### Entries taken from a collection
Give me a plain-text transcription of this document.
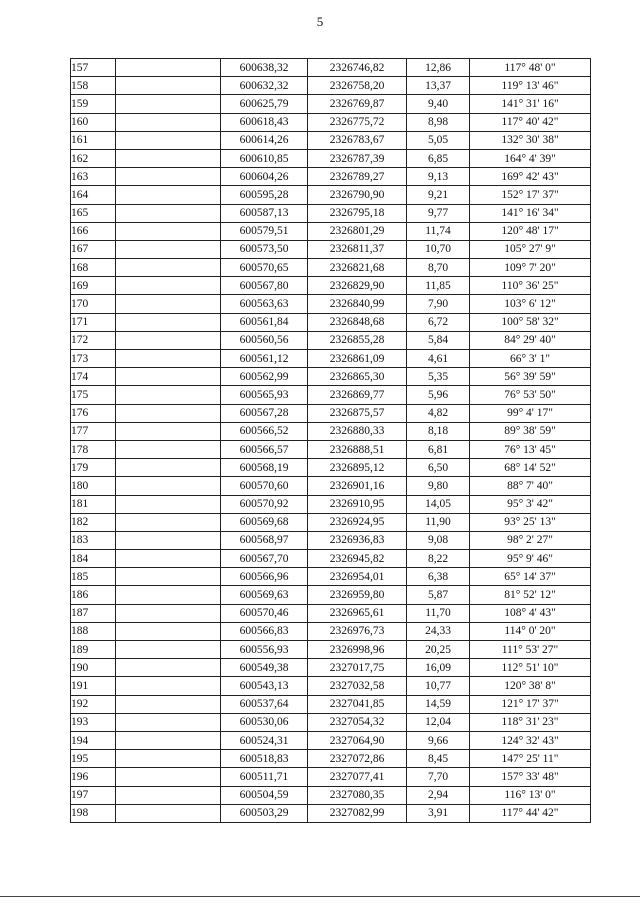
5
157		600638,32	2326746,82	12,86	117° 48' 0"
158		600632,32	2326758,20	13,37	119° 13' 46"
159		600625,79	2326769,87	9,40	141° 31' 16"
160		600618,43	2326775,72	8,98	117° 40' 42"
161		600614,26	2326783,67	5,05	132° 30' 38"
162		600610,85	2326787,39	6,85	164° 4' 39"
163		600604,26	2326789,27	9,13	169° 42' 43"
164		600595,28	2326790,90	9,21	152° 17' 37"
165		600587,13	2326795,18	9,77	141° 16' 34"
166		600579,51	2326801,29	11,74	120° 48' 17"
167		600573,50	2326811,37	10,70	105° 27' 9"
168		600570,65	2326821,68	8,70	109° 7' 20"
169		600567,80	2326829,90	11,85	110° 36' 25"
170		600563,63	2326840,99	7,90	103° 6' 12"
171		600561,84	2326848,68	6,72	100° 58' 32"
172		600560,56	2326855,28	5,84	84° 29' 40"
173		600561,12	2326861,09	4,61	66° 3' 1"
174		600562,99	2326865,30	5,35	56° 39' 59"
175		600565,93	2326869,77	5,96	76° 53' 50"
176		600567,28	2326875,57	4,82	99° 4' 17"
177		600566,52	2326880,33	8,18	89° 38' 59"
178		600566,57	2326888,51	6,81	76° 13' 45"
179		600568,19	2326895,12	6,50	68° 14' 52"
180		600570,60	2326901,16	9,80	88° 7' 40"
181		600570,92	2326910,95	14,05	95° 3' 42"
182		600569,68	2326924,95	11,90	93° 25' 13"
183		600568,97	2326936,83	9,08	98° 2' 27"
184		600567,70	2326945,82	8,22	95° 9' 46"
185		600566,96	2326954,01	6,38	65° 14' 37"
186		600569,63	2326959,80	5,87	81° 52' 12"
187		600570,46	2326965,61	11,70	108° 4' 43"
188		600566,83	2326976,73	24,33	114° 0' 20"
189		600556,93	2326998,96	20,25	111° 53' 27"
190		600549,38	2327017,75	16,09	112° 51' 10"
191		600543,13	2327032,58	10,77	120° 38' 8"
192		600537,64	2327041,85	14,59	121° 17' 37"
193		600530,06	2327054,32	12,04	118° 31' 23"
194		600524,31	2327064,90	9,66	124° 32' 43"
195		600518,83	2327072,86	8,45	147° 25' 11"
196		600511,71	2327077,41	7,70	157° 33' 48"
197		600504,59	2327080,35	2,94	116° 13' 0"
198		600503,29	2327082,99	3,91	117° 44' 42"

* * *

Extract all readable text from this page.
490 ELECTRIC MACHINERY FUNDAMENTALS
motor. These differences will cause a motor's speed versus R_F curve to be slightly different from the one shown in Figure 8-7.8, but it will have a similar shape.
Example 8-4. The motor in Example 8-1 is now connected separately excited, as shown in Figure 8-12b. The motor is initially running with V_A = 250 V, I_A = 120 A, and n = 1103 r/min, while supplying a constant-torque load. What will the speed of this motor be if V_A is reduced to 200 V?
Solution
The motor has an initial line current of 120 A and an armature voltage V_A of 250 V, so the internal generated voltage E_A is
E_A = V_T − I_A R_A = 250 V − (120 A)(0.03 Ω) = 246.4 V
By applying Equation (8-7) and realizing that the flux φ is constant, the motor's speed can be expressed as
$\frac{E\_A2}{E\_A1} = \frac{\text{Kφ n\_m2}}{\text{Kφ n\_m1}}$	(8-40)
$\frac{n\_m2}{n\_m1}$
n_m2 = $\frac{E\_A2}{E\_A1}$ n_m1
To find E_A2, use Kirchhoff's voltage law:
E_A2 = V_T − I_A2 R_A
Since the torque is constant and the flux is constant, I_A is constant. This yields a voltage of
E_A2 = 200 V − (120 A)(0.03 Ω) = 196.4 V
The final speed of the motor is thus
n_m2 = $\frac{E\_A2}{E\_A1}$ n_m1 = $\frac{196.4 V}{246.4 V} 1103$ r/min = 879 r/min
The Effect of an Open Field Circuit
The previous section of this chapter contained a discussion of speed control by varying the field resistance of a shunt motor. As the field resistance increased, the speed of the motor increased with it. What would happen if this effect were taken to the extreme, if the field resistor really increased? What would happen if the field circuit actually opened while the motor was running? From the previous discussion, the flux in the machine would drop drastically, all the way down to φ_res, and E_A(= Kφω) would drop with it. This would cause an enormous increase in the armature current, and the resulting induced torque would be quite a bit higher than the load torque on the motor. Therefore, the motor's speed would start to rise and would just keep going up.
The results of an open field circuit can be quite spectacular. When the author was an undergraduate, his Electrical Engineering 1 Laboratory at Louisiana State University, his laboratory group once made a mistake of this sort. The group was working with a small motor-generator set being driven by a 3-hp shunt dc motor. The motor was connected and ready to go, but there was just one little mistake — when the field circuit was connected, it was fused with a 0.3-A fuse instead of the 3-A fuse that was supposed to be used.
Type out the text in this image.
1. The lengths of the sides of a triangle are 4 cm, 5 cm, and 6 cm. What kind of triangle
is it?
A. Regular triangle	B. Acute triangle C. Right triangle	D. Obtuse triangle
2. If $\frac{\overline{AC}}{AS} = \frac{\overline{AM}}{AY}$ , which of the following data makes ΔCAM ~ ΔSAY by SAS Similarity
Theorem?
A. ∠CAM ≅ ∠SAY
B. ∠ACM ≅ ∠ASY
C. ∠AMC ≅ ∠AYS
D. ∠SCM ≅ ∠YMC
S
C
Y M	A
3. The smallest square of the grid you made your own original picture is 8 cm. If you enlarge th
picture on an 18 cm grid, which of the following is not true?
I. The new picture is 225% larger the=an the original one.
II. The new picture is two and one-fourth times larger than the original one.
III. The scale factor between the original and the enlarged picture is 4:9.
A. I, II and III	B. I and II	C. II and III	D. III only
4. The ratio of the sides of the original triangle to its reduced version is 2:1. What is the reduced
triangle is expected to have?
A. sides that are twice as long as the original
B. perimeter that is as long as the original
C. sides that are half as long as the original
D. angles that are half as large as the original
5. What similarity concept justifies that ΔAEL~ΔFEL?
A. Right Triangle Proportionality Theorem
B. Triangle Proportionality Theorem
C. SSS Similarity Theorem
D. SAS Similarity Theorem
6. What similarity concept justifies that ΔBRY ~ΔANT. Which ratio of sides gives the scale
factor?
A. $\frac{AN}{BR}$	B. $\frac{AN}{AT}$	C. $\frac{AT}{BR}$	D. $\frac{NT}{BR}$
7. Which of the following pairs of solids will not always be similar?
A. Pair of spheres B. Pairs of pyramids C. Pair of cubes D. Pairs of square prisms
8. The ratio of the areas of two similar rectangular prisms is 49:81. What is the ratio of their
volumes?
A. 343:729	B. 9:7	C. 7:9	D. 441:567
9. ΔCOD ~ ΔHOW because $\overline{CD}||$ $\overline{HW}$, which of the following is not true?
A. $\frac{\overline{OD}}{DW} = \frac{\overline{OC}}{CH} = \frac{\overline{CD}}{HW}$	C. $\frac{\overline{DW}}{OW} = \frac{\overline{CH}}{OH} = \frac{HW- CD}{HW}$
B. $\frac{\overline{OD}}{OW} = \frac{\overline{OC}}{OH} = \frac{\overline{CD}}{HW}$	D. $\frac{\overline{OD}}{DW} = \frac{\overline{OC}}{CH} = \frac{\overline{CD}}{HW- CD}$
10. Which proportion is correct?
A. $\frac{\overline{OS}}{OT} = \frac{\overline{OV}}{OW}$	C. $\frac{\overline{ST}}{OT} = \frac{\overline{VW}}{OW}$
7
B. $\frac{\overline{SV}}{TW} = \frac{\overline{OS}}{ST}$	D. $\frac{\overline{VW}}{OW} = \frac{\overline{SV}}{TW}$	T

### Instructions for the task
Out of the material above, select every line that holds the string "ratio".

### Result for this task
4. The ratio of the sides of the original triangle to its reduced version is 2:1. What is the reduced
6. What similarity concept justifies that ΔBRY ~ΔANT. Which ratio of sides gives the scale
8. The ratio of the areas of two similar rectangular prisms is 49:81. What is the ratio of their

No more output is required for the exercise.